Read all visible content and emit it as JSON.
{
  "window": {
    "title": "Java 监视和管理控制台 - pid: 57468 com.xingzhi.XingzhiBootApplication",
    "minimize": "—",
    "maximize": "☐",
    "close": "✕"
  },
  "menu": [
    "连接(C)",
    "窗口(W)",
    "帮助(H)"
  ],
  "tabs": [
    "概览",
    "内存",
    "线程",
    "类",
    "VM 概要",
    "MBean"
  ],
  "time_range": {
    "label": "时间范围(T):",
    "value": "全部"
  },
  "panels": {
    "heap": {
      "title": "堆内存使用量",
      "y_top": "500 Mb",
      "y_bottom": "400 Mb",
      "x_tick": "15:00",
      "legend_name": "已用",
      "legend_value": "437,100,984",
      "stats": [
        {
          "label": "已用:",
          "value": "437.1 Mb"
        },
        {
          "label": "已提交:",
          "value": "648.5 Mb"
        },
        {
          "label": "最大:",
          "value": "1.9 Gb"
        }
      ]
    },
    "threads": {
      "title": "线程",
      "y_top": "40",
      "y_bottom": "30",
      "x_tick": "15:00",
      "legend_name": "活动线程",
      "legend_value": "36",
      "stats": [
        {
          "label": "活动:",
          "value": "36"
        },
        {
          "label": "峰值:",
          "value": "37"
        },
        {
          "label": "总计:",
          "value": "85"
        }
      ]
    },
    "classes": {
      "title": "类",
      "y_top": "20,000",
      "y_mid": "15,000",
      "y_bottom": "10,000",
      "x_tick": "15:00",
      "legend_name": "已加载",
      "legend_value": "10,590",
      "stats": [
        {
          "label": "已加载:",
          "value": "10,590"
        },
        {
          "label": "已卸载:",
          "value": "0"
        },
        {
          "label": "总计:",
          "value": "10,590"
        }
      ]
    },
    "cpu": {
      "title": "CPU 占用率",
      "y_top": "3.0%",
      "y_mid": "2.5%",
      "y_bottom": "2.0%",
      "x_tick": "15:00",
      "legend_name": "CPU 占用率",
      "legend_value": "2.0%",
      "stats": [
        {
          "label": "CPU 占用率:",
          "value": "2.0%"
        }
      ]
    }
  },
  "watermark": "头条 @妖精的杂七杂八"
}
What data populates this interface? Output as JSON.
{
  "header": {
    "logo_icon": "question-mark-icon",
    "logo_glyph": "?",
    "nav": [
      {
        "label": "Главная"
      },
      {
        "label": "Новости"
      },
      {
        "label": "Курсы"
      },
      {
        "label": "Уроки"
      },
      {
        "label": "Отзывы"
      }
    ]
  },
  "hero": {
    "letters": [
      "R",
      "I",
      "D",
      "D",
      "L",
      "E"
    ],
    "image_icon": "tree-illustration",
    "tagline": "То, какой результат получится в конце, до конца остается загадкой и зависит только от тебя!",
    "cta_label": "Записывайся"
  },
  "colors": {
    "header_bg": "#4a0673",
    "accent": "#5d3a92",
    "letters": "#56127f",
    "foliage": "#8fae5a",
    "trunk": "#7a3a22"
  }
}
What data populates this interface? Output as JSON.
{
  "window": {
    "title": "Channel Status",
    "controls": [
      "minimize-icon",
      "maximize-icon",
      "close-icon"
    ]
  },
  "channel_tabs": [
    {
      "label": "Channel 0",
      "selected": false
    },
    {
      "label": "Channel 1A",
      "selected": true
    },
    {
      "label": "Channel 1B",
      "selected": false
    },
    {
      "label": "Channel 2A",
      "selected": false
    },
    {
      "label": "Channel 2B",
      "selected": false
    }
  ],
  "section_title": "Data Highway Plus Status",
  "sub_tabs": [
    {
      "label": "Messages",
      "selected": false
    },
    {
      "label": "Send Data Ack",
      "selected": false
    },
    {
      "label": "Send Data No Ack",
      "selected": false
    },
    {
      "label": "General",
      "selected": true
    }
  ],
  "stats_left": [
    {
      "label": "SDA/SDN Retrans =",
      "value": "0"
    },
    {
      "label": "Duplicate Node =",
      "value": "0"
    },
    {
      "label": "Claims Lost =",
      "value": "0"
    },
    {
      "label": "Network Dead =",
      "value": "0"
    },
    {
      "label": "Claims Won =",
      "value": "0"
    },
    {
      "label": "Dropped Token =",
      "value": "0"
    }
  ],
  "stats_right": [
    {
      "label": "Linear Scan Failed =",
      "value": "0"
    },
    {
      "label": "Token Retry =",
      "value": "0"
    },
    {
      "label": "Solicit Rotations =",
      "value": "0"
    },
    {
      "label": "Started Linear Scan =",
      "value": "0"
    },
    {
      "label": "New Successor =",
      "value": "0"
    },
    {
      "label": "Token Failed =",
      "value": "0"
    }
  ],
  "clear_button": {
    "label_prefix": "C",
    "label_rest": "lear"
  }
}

+ + + +

Exercise goal: Return the lines of the records that include the string "Failed".

Complete output:
      "label": "Linear Scan Failed =",
      "label": "Token Failed =",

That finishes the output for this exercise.